#### Source material:
--- Start ---
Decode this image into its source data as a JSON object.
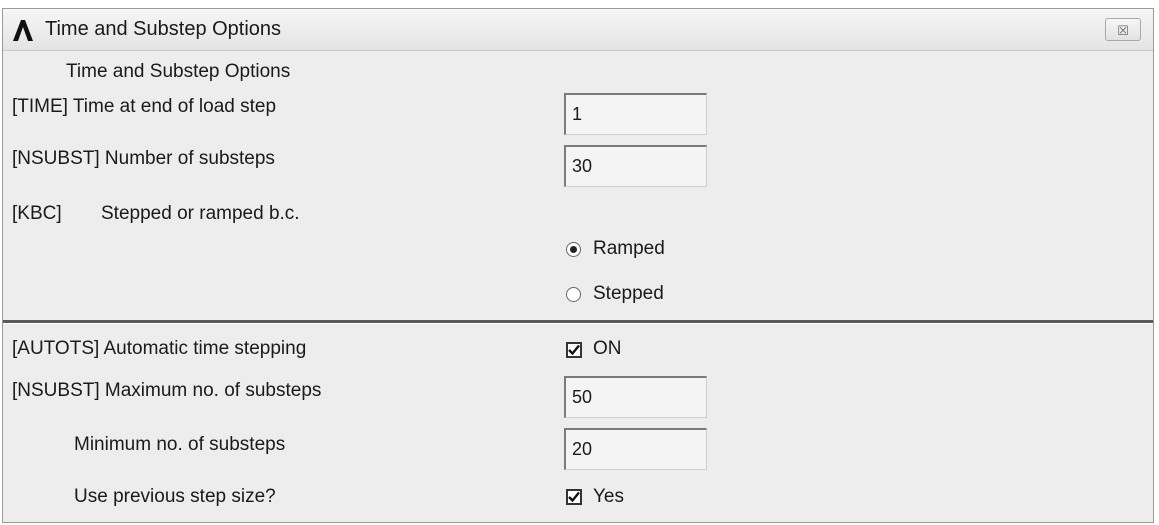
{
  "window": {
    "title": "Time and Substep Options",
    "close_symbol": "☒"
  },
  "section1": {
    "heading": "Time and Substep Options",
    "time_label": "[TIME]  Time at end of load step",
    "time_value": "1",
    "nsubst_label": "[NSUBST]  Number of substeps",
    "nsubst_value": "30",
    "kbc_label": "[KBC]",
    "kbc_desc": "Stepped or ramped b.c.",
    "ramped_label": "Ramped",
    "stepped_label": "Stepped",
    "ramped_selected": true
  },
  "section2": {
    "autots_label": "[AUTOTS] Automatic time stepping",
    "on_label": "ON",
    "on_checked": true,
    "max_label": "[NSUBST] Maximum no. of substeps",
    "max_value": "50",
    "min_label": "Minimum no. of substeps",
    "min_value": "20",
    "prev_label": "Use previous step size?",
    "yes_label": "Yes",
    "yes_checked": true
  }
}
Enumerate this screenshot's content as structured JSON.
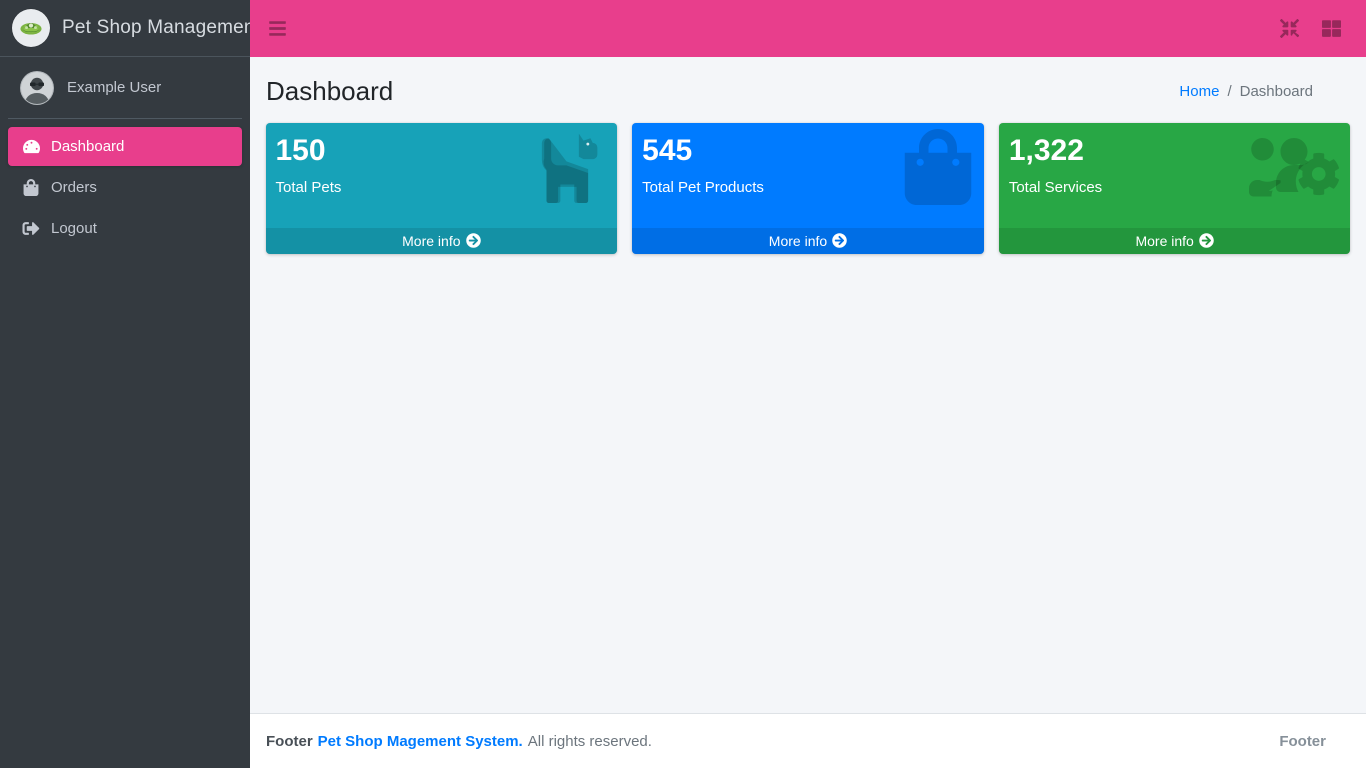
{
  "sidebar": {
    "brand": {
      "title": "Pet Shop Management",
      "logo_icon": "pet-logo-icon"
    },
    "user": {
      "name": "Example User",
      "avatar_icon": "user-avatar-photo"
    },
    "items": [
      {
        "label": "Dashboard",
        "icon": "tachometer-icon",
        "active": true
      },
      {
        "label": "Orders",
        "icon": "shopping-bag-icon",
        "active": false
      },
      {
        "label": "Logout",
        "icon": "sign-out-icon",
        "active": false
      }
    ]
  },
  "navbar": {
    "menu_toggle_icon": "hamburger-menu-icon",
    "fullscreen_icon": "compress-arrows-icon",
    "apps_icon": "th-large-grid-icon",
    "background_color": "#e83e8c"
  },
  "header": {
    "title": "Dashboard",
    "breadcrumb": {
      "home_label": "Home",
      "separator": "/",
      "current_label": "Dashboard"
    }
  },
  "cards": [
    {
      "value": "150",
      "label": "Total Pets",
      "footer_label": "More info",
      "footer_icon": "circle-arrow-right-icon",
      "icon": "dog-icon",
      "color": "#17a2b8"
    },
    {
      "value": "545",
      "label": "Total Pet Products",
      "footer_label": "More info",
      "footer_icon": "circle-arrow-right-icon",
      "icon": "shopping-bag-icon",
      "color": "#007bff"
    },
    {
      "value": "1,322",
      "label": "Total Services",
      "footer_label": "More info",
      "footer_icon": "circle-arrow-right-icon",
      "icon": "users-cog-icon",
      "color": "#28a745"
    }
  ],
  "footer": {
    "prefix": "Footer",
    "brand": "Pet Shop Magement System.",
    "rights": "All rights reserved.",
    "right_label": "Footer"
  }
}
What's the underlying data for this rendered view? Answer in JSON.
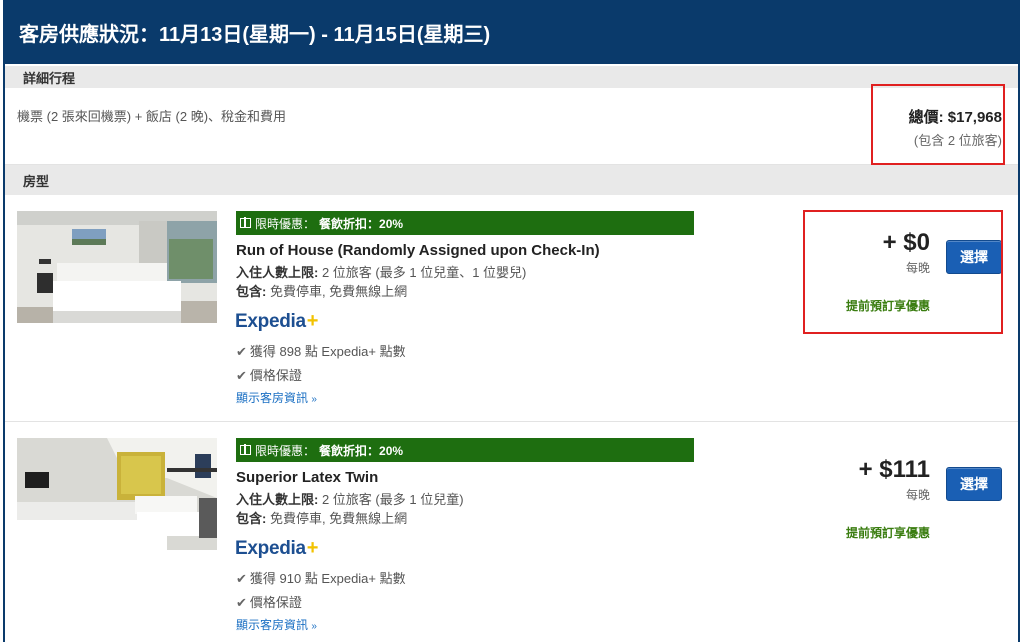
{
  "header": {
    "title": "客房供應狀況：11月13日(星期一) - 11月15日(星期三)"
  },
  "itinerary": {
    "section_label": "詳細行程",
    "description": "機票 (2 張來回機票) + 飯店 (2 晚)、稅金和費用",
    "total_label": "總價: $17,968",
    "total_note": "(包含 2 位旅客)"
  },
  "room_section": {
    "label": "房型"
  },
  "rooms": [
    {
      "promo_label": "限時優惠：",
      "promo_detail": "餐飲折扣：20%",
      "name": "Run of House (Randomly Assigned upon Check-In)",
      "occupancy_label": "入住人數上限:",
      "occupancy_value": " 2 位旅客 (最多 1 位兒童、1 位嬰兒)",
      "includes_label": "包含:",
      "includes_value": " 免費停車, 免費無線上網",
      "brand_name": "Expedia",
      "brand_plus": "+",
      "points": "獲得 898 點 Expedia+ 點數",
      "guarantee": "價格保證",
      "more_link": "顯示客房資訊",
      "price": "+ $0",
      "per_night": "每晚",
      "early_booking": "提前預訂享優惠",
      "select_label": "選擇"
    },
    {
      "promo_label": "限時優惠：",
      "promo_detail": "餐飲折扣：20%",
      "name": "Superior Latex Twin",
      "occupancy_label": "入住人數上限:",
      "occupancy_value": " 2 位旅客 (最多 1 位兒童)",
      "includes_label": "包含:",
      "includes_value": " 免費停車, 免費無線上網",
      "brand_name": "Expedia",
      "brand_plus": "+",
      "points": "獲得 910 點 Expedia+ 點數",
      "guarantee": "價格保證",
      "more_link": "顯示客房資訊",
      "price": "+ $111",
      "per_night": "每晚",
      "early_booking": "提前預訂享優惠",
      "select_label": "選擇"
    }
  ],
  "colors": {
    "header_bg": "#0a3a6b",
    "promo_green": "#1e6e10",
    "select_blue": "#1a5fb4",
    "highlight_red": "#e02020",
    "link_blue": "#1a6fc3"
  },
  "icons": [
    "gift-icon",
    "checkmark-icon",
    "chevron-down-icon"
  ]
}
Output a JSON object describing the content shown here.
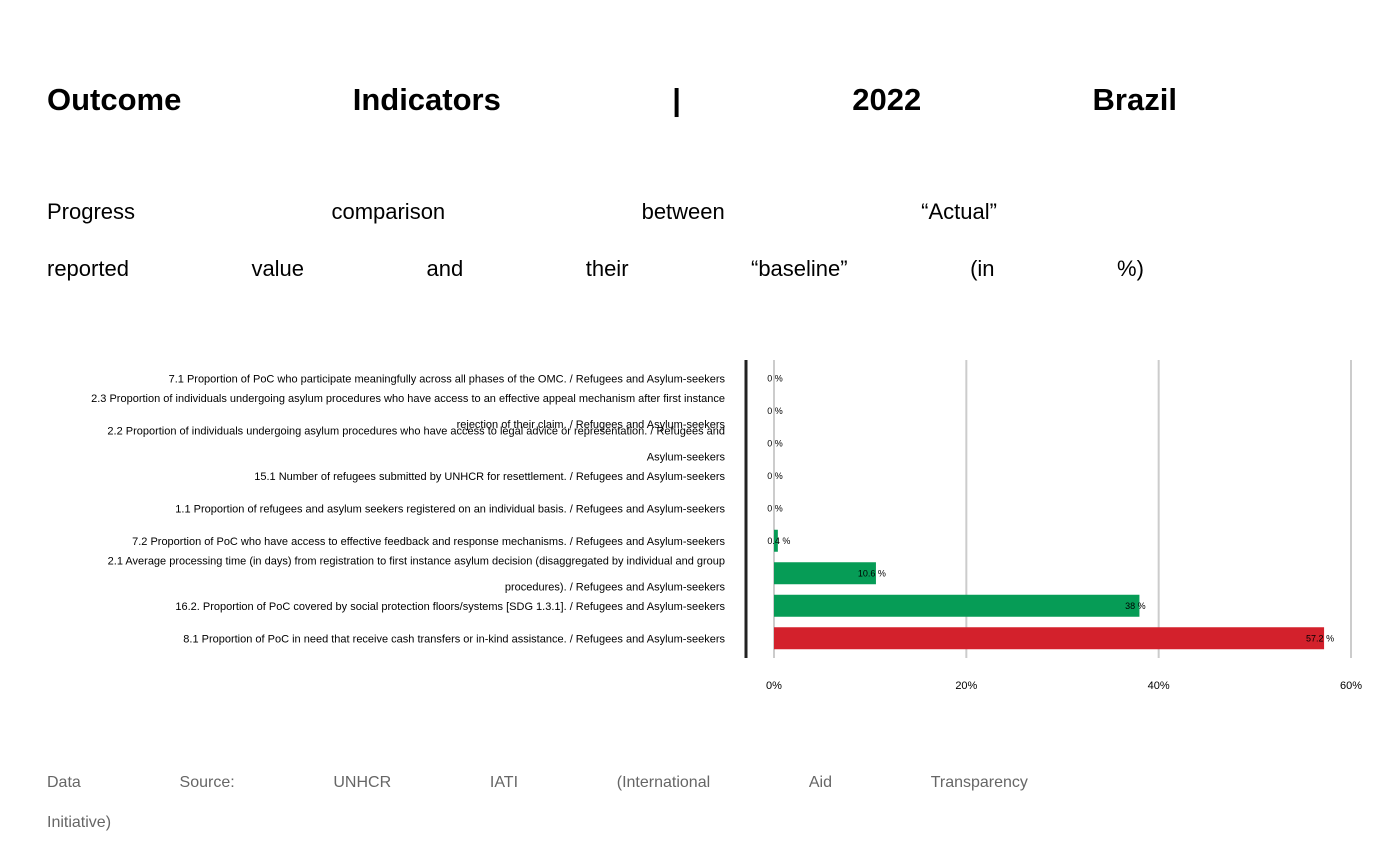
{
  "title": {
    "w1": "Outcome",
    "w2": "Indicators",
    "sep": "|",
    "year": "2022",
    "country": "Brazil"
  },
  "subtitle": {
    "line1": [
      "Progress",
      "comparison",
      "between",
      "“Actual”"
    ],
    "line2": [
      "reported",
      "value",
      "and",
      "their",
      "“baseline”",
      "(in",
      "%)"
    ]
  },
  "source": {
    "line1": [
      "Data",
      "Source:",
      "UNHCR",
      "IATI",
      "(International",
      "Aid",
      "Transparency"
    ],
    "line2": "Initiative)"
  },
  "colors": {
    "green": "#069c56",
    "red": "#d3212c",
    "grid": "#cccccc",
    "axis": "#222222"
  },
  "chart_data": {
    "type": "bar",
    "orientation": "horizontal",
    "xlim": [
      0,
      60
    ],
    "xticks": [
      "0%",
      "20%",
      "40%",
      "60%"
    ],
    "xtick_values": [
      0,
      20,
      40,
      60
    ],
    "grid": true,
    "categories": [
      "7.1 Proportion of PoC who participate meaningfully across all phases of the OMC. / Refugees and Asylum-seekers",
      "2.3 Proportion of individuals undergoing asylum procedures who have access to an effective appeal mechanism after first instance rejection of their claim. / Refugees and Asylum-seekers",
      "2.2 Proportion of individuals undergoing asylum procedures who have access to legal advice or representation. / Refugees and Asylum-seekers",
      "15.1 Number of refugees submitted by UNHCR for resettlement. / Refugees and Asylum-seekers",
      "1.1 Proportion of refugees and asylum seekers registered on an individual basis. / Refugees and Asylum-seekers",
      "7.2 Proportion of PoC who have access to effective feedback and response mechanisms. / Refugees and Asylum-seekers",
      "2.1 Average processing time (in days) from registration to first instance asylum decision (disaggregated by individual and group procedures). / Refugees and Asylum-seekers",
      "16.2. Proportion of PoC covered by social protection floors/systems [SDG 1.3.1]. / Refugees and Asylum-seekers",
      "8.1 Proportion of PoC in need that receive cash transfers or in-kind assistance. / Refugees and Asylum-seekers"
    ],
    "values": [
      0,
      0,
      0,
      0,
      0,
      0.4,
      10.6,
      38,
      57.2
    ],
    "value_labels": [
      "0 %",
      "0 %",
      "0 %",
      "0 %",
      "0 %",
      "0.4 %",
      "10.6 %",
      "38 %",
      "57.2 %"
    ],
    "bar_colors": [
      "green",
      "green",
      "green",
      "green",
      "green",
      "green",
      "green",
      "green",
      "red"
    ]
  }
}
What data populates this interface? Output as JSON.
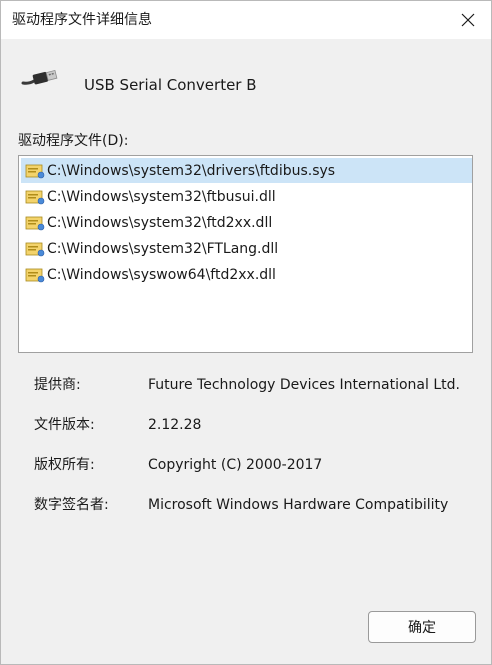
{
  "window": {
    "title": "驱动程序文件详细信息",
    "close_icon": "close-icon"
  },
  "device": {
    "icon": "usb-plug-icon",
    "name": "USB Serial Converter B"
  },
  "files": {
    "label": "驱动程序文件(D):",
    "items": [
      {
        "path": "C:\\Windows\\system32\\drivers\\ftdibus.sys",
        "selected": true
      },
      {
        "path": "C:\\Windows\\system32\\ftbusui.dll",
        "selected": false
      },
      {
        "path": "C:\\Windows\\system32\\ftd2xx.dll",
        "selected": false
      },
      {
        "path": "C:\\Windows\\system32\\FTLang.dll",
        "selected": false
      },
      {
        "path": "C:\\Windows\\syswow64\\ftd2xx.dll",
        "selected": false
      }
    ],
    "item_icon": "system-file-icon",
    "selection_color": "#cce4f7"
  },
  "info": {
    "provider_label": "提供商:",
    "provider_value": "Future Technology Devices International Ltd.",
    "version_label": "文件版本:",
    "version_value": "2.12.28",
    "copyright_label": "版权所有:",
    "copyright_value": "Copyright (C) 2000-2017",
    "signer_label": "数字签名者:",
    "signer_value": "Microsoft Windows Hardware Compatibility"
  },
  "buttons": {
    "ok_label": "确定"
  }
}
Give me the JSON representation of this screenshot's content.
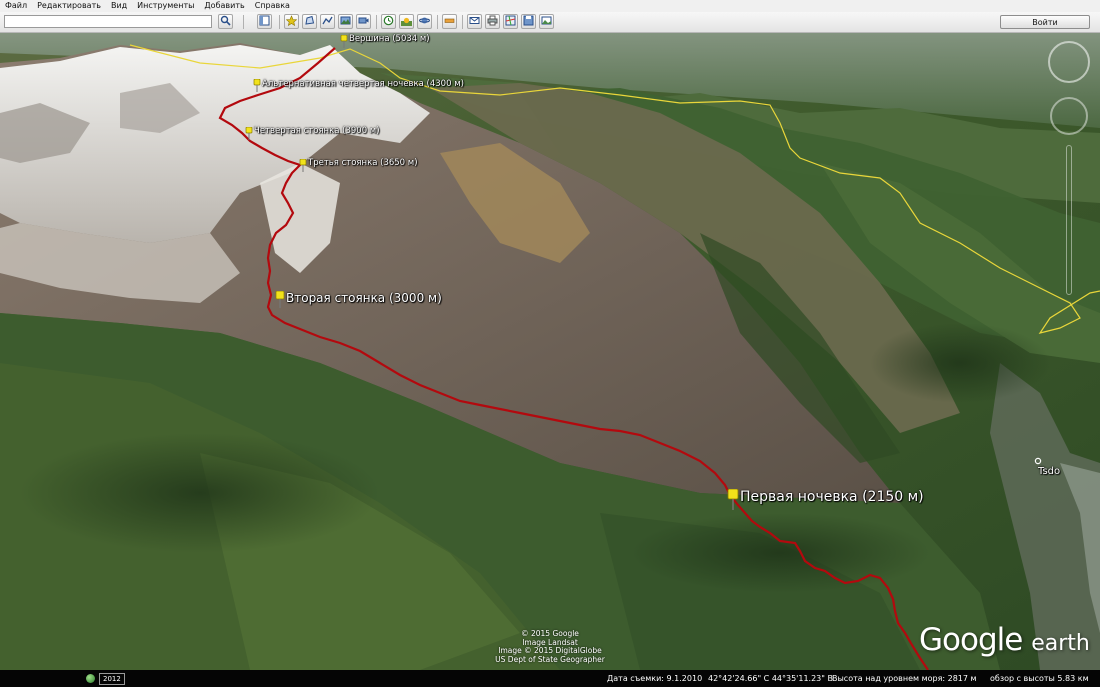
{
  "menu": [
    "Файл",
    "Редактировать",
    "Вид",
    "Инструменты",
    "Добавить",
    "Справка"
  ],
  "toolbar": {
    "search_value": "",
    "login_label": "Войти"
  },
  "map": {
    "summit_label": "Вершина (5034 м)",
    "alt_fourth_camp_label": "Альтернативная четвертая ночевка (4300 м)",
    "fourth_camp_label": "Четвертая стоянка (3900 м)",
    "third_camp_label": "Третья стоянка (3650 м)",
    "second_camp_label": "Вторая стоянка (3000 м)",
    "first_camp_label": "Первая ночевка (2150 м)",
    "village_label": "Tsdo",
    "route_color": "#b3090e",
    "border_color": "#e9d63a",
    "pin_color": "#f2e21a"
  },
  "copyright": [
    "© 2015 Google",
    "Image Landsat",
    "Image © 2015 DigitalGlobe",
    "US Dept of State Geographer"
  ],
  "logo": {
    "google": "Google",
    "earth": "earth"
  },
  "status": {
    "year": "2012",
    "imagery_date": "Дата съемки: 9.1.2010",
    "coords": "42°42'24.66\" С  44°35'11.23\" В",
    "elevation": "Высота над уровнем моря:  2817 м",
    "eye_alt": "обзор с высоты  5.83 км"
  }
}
--- End ---
#### Directions:
Search the data for the string "shopping" and copy each line where it appears.

#### Task output:
        "icon": "shopping-bag-icon",
      "icon": "shopping-bag-icon",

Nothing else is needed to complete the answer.